# Your instructions:
Write out each record again exactly as it stands.
════════
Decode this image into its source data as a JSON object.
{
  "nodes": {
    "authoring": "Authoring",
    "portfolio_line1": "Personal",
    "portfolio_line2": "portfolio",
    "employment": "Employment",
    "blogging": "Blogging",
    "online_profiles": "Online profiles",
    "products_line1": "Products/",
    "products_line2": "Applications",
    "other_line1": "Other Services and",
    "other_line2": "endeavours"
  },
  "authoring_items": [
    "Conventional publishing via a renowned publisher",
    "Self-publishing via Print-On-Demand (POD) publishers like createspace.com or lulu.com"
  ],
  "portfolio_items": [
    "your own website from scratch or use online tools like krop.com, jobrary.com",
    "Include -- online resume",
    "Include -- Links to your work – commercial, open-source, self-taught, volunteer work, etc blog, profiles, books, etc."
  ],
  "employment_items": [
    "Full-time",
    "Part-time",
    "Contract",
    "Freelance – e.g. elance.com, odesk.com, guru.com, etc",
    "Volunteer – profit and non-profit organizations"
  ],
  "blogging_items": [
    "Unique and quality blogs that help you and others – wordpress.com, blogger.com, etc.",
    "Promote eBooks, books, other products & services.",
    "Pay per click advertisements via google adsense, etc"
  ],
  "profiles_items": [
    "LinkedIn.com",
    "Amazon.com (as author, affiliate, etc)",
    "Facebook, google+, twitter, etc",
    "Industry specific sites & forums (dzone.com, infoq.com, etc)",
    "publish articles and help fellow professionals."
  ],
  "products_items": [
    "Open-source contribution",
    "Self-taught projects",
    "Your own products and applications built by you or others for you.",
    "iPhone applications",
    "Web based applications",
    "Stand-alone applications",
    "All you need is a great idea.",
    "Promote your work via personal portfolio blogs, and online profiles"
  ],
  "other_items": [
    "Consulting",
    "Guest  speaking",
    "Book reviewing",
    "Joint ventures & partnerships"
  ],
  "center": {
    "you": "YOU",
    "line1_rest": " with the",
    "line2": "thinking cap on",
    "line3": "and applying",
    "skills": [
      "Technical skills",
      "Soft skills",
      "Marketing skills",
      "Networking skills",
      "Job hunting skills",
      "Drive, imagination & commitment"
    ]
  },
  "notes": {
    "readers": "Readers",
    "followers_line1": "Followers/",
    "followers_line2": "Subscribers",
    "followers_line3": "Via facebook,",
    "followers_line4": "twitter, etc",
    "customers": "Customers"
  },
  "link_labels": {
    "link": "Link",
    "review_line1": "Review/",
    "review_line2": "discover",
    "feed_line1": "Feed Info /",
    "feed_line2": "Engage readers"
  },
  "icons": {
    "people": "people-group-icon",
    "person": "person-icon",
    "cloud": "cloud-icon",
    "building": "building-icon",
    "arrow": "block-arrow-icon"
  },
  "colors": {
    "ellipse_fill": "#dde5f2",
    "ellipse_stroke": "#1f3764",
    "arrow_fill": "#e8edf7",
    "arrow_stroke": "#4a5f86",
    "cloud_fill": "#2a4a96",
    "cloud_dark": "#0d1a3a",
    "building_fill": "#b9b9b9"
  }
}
════════
# Answer:
Decode this image into its source data as a JSON object.
{
  "nodes": {
    "authoring": "Authoring",
    "portfolio_line1": "Personal",
    "portfolio_line2": "portfolio",
    "employment": "Employment",
    "blogging": "Blogging",
    "online_profiles": "Online profiles",
    "products_line1": "Products/",
    "products_line2": "Applications",
    "other_line1": "Other Services and",
    "other_line2": "endeavours"
  },
  "authoring_items": [
    "Conventional publishing via a renowned publisher",
    "Self-publishing via Print-On-Demand (POD) publishers like createspace.com or lulu.com"
  ],
  "portfolio_items": [
    "your own website from scratch or use online tools like krop.com, jobrary.com",
    "Include -- online resume",
    "Include -- Links to your work – commercial, open-source, self-taught, volunteer work, etc blog, profiles, books, etc."
  ],
  "employment_items": [
    "Full-time",
    "Part-time",
    "Contract",
    "Freelance – e.g. elance.com, odesk.com, guru.com, etc",
    "Volunteer – profit and non-profit organizations"
  ],
  "blogging_items": [
    "Unique and quality blogs that help you and others – wordpress.com, blogger.com, etc.",
    "Promote eBooks, books, other products & services.",
    "Pay per click advertisements via google adsense, etc"
  ],
  "profiles_items": [
    "LinkedIn.com",
    "Amazon.com (as author, affiliate, etc)",
    "Facebook, google+, twitter, etc",
    "Industry specific sites & forums (dzone.com, infoq.com, etc)",
    "publish articles and help fellow professionals."
  ],
  "products_items": [
    "Open-source contribution",
    "Self-taught projects",
    "Your own products and applications built by you or others for you.",
    "iPhone applications",
    "Web based applications",
    "Stand-alone applications",
    "All you need is a great idea.",
    "Promote your work via personal portfolio blogs, and online profiles"
  ],
  "other_items": [
    "Consulting",
    "Guest  speaking",
    "Book reviewing",
    "Joint ventures & partnerships"
  ],
  "center": {
    "you": "YOU",
    "line1_rest": " with the",
    "line2": "thinking cap on",
    "line3": "and applying",
    "skills": [
      "Technical skills",
      "Soft skills",
      "Marketing skills",
      "Networking skills",
      "Job hunting skills",
      "Drive, imagination & commitment"
    ]
  },
  "notes": {
    "readers": "Readers",
    "followers_line1": "Followers/",
    "followers_line2": "Subscribers",
    "followers_line3": "Via facebook,",
    "followers_line4": "twitter, etc",
    "customers": "Customers"
  },
  "link_labels": {
    "link": "Link",
    "review_line1": "Review/",
    "review_line2": "discover",
    "feed_line1": "Feed Info /",
    "feed_line2": "Engage readers"
  },
  "icons": {
    "people": "people-group-icon",
    "person": "person-icon",
    "cloud": "cloud-icon",
    "building": "building-icon",
    "arrow": "block-arrow-icon"
  },
  "colors": {
    "ellipse_fill": "#dde5f2",
    "ellipse_stroke": "#1f3764",
    "arrow_fill": "#e8edf7",
    "arrow_stroke": "#4a5f86",
    "cloud_fill": "#2a4a96",
    "cloud_dark": "#0d1a3a",
    "building_fill": "#b9b9b9"
  }
}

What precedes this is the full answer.